Records contained in a dataset
(begin)
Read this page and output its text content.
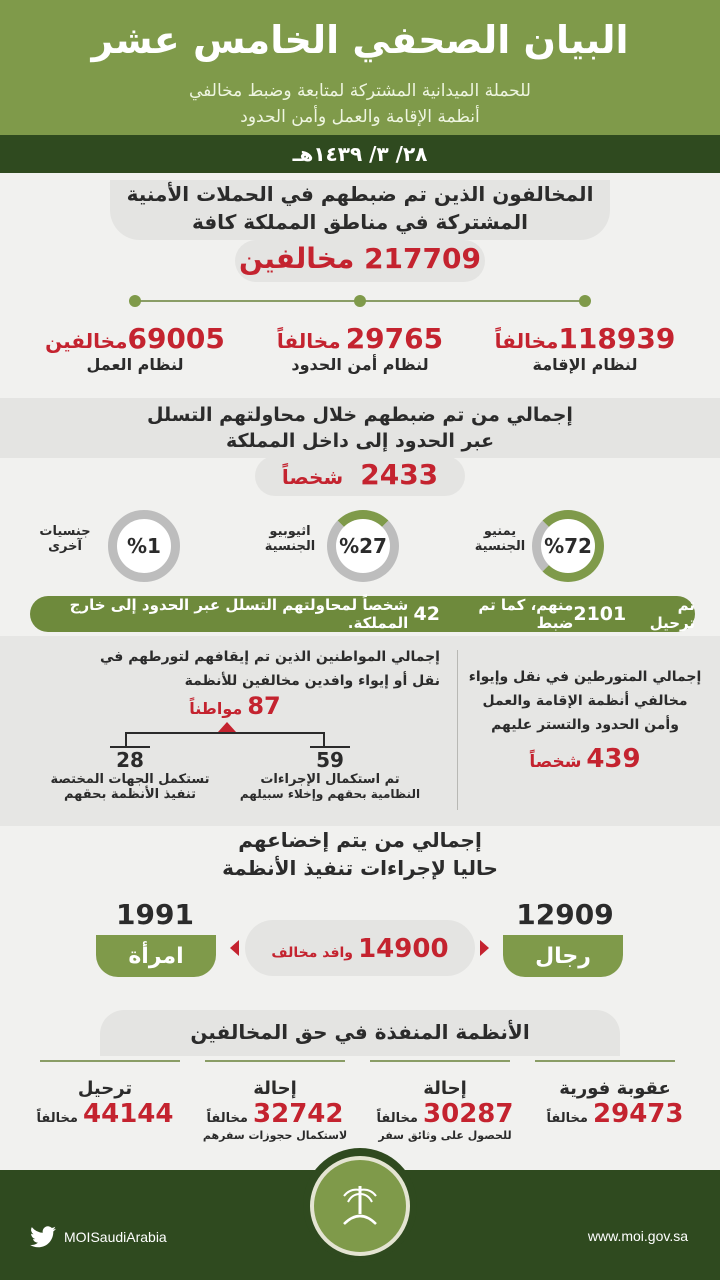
البيان الصحفي الخامس عشر
للحملة الميدانية المشتركة لمتابعة وضبط مخالفي
أنظمة الإقامة والعمل وأمن الحدود
٢٨/ ٣/ ١٤٣٩هـ
المخالفون الذين تم ضبطهم في الحملات الأمنية
المشتركة في مناطق المملكة كافة
217709 مخالفين
118939مخالفاً
لنظام الإقامة
29765 مخالفاً
لنظام أمن الحدود
69005مخالفين
لنظام العمل
إجمالي من تم ضبطهم خلال محاولتهم التسلل
عبر الحدود إلى داخل المملكة
2433 شخصاً
%72
يمنيو
الجنسية
%27
اثيوبيو
الجنسية
%1
جنسيات
آخرى
تم ترحيل

2101
منهم، كما تم ضبط

42

شخصاً لمحاولتهم التسلل عبر الحدود إلى خارج المملكة.
إجمالي المتورطين في نقل وإيواء
مخالفي أنظمة الإقامة والعمل
وأمن الحدود والتستر عليهم
439 شخصاً
إجمالي المواطنين الذين تم إيقافهم لتورطهم في
نقل أو إيواء وافدين مخالفين للأنظمة
87 مواطناً
59
تم استكمال الإجراءات
النظامية بحقهم وإخلاء سبيلهم
28
تستكمل الجهات المختصة
تنفيذ الأنظمة بحقهم
إجمالي من يتم إخضاعهم
حاليا لإجراءات تنفيذ الأنظمة
12909
رجال
1991
امرأة	14900 وافد مخالف
الأنظمة المنفذة في حق المخالفين
عقوبة فورية
29473 مخالفاً
إحالة
30287 مخالفاً
للحصول على وثائق سفر
إحالة
32742 مخالفاً
لاستكمال حجوزات سفرهم
ترحيل
44144 مخالفاً
MOISaudiArabia	www.moi.gov.sa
(end)
▶ **WHAT THE TASK REQUIRES**:
Point out every line holding the string "والعمل" and copy it.

▶ **THE OUTPUT**:
أنظمة الإقامة والعمل وأمن الحدود
مخالفي أنظمة الإقامة والعمل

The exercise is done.